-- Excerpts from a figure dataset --
==*==

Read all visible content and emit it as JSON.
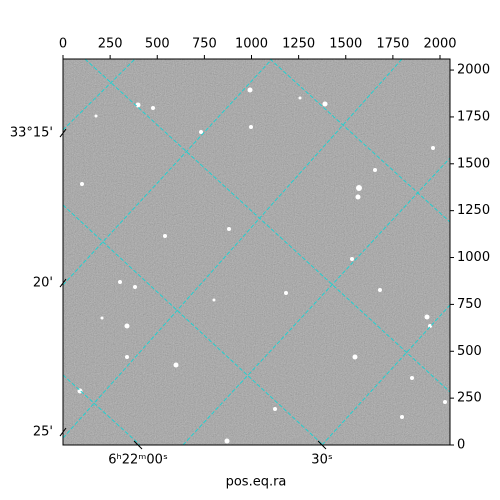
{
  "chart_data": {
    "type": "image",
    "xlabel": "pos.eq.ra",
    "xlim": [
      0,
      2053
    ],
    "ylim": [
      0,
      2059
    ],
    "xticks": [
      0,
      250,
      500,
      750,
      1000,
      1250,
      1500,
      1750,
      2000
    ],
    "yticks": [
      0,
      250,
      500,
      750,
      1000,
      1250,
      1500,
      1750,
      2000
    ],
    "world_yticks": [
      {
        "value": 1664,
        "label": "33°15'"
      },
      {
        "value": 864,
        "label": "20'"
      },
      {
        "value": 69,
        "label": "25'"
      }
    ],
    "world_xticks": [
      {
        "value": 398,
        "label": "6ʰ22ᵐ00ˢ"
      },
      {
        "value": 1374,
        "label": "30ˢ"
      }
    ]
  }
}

==*==

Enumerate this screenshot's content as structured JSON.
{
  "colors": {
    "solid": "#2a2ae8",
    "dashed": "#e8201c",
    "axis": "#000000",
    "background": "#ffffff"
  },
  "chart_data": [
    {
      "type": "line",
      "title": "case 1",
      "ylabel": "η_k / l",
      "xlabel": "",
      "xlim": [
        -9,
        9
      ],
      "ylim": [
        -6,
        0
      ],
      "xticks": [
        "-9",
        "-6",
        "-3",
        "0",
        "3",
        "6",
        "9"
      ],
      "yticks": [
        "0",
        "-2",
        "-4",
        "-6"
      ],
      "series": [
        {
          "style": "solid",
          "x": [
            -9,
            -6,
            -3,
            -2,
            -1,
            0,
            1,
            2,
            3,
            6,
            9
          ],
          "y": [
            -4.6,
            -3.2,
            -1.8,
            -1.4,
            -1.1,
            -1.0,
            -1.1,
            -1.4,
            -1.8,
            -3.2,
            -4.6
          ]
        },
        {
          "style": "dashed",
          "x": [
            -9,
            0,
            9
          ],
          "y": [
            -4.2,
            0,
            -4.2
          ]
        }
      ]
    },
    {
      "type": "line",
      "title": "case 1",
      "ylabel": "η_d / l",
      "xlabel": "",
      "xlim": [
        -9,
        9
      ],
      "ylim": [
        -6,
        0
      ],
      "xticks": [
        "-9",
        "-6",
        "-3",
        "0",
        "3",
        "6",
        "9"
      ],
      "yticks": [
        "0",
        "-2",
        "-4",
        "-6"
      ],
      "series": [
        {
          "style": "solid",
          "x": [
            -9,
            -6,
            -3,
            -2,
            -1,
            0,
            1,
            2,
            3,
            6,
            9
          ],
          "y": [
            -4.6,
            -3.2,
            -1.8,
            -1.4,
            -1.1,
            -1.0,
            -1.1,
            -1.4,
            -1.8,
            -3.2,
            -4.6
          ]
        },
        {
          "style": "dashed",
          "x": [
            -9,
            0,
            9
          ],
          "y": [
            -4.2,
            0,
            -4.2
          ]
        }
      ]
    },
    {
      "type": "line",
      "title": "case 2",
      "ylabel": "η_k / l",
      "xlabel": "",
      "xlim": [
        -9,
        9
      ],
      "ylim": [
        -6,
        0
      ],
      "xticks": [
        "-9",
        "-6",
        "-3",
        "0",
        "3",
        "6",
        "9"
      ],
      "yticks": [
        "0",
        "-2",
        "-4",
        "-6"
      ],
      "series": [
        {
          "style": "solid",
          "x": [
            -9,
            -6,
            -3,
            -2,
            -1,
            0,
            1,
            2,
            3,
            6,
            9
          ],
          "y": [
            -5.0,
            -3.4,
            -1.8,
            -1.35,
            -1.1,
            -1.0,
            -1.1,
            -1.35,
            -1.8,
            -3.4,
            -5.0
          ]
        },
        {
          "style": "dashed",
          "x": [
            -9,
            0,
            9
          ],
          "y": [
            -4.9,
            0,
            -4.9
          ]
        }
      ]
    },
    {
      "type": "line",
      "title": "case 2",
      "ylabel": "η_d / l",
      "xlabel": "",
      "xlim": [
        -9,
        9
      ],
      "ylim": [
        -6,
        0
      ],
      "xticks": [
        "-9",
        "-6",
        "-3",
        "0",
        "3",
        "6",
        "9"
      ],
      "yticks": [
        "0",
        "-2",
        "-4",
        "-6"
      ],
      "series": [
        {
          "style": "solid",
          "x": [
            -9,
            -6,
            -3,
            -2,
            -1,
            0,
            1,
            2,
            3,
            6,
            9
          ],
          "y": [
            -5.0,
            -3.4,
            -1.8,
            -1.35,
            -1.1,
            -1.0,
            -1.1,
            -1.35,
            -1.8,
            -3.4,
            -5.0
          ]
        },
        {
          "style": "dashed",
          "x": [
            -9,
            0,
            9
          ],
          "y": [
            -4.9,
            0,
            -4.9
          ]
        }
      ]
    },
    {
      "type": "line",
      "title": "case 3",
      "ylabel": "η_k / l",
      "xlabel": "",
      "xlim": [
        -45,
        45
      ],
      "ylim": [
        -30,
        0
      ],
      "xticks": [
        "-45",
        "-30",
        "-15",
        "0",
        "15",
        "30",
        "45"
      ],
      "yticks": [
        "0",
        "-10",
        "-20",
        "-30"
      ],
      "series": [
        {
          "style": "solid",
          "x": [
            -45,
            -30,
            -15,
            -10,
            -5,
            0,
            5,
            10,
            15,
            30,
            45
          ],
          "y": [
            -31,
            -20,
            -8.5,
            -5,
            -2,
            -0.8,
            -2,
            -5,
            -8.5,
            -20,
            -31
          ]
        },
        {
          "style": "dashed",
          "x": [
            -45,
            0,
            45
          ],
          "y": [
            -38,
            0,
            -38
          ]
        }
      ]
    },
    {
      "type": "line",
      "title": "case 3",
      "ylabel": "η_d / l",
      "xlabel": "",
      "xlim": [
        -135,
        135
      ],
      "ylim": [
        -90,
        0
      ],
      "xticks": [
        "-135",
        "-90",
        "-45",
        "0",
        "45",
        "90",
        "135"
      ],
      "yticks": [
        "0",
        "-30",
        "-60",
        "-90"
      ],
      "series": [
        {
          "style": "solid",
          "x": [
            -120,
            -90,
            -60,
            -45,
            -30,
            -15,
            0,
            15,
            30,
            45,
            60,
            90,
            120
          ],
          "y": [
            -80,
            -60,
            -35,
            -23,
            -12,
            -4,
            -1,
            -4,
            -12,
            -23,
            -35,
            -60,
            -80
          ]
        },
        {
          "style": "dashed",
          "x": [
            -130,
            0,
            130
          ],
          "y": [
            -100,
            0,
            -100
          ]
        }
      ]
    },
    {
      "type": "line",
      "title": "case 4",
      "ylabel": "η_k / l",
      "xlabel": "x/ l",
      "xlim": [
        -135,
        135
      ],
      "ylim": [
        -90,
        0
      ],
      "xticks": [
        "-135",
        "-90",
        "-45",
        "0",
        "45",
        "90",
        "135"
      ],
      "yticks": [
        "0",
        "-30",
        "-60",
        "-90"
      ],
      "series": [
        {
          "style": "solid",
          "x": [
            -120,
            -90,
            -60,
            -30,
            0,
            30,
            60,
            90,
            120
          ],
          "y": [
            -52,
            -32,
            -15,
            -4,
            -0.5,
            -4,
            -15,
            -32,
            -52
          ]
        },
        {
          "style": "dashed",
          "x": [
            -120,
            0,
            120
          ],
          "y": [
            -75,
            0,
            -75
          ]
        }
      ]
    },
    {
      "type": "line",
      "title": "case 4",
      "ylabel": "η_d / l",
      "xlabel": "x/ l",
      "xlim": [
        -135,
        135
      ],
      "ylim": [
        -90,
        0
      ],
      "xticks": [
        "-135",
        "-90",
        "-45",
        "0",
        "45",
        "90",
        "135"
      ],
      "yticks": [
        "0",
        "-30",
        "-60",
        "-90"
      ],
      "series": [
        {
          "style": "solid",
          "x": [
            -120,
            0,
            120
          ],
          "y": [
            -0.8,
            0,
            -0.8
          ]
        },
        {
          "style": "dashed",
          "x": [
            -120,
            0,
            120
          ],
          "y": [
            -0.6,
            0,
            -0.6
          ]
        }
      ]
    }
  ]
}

==*==

Count every line in the preceding entries where the string "JSON" appears, then state only the total.

2